::: MATERIAL FOR THIS EXERCISE :::

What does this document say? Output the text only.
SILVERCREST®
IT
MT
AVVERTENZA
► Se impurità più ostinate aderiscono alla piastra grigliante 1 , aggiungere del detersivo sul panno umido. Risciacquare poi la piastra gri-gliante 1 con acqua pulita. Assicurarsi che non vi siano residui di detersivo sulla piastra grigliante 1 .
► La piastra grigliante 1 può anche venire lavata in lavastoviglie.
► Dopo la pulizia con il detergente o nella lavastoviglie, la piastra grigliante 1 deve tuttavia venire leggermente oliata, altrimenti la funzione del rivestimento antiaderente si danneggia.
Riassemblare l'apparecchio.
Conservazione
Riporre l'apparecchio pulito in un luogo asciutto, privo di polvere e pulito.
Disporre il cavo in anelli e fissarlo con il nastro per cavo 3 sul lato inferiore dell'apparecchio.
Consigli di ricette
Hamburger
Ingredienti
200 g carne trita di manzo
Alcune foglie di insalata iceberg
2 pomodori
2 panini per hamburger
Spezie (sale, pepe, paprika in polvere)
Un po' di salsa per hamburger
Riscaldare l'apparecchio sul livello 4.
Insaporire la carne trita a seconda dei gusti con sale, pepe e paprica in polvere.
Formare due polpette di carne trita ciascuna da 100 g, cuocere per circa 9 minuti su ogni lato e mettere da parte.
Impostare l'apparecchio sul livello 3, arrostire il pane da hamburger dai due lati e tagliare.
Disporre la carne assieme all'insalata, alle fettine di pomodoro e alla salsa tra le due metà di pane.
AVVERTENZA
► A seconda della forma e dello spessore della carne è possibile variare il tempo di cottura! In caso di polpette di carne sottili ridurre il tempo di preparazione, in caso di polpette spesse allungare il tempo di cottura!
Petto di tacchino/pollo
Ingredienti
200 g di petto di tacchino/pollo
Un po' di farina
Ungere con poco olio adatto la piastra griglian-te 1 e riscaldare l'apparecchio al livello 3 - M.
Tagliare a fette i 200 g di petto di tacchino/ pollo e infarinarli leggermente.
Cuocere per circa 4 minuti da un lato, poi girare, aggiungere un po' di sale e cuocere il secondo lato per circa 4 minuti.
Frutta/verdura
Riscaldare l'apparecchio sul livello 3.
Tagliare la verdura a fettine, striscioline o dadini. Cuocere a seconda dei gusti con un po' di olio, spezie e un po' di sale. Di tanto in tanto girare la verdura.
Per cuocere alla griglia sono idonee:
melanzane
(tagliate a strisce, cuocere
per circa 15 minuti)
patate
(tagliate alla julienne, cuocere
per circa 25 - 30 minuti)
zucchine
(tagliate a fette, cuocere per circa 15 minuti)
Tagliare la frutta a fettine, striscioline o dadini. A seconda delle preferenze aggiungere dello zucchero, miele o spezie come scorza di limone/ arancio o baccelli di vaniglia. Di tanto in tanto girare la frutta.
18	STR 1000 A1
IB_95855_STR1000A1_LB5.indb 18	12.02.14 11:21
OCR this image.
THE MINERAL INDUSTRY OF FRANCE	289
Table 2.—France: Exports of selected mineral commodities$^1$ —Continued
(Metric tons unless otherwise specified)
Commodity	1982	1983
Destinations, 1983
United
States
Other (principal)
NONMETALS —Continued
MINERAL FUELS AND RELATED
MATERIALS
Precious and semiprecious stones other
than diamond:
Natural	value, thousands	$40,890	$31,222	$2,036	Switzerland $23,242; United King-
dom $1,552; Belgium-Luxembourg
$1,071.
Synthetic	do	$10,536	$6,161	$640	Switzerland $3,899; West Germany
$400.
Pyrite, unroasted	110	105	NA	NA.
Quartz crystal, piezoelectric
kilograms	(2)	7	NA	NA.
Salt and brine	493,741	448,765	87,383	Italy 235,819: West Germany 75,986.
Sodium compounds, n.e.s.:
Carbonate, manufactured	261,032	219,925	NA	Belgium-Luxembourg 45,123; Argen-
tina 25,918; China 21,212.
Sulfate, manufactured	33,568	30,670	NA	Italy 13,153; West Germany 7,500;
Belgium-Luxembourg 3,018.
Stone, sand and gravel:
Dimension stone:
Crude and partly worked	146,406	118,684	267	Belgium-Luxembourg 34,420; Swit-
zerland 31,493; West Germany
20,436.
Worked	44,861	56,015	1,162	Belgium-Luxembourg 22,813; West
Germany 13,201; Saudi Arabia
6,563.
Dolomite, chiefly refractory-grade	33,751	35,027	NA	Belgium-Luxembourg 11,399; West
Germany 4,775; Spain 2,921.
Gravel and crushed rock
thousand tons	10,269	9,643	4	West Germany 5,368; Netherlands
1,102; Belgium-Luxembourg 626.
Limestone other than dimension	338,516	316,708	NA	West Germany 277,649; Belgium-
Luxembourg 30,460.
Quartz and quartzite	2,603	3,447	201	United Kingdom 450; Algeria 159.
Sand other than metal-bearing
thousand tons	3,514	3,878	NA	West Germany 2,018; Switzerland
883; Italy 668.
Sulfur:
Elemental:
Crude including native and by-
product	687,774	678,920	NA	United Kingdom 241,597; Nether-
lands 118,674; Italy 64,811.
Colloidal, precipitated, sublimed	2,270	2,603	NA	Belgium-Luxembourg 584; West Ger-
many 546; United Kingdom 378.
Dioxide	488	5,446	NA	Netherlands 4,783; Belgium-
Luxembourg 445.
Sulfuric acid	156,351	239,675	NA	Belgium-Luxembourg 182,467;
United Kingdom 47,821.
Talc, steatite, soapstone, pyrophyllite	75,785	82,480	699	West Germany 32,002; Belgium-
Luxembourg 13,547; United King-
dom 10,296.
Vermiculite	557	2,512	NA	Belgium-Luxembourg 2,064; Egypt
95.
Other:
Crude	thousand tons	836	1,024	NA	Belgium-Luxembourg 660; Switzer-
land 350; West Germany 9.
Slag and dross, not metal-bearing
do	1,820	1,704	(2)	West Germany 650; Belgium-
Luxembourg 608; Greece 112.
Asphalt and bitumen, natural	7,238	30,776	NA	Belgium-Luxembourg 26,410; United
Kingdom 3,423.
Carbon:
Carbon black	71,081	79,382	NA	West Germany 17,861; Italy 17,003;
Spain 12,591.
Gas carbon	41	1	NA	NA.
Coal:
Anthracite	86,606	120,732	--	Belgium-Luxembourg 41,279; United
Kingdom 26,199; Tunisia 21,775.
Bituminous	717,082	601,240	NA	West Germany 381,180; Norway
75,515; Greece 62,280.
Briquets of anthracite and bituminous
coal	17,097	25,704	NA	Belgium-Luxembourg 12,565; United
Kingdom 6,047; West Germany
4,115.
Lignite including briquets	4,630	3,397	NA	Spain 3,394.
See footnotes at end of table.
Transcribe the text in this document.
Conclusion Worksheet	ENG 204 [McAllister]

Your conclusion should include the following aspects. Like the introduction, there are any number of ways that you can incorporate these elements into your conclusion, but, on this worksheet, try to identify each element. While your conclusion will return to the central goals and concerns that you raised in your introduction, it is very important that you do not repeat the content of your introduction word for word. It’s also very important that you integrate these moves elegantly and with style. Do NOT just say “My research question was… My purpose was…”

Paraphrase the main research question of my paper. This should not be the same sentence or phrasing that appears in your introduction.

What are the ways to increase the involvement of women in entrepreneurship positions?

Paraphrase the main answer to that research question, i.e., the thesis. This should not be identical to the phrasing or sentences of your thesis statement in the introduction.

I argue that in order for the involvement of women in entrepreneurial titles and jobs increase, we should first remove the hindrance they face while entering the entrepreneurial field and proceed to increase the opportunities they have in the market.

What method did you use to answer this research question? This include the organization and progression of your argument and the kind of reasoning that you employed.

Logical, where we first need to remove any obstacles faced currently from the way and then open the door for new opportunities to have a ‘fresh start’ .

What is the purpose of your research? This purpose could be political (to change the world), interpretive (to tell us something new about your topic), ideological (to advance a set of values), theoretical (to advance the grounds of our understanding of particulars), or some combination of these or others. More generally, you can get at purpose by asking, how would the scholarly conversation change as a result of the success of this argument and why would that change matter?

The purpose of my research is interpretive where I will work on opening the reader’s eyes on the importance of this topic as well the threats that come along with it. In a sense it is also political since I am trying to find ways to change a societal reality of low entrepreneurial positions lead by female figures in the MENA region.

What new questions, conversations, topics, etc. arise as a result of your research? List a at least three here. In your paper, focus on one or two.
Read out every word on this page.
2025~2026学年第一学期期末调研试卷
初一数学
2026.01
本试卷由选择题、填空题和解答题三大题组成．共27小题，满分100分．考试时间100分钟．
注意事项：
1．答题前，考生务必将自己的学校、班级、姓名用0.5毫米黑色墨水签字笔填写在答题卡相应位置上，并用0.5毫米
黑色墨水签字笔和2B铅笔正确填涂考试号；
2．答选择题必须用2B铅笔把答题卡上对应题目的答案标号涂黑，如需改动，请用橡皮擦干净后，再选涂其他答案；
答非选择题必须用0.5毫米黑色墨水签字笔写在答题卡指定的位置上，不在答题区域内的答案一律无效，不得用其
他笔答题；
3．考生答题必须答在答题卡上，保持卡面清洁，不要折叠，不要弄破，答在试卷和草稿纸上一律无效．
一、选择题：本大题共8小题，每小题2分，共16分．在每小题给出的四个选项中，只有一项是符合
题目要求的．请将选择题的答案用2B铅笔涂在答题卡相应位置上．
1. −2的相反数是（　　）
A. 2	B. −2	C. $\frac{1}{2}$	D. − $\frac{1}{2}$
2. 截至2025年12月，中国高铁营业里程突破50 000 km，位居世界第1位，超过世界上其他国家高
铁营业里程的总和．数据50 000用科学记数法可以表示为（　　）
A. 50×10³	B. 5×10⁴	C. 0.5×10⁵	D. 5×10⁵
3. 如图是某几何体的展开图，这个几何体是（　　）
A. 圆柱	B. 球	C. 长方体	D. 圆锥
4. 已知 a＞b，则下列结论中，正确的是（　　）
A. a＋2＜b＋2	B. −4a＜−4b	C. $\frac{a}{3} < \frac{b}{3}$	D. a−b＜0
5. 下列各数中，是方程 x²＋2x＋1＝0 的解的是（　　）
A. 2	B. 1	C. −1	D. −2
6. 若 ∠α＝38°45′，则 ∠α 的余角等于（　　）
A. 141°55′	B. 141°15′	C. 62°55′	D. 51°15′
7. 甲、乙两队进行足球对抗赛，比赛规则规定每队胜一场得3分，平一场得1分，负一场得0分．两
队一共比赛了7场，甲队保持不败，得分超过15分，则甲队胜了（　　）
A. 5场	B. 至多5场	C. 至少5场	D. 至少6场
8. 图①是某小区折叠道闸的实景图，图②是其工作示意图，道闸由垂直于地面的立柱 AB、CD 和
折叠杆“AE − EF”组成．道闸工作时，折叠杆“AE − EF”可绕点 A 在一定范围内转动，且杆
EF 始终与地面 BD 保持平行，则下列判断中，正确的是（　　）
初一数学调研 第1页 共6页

:::

→ **DIRECTIONS**:
Copy out every line from the data above that has "result" in it.

→ **THE SOLUTION**:
What is the purpose of your research? This purpose could be political (to change the world), interpretive (to tell us something new about your topic), ideological (to advance a set of values), theoretical (to advance the grounds of our understanding of particulars), or some combination of these or others. More generally, you can get at purpose by asking, how would the scholarly conversation change as a result of the success of this argument and why would that change matter?
What new questions, conversations, topics, etc. arise as a result of your research? List a at least three here. In your paper, focus on one or two.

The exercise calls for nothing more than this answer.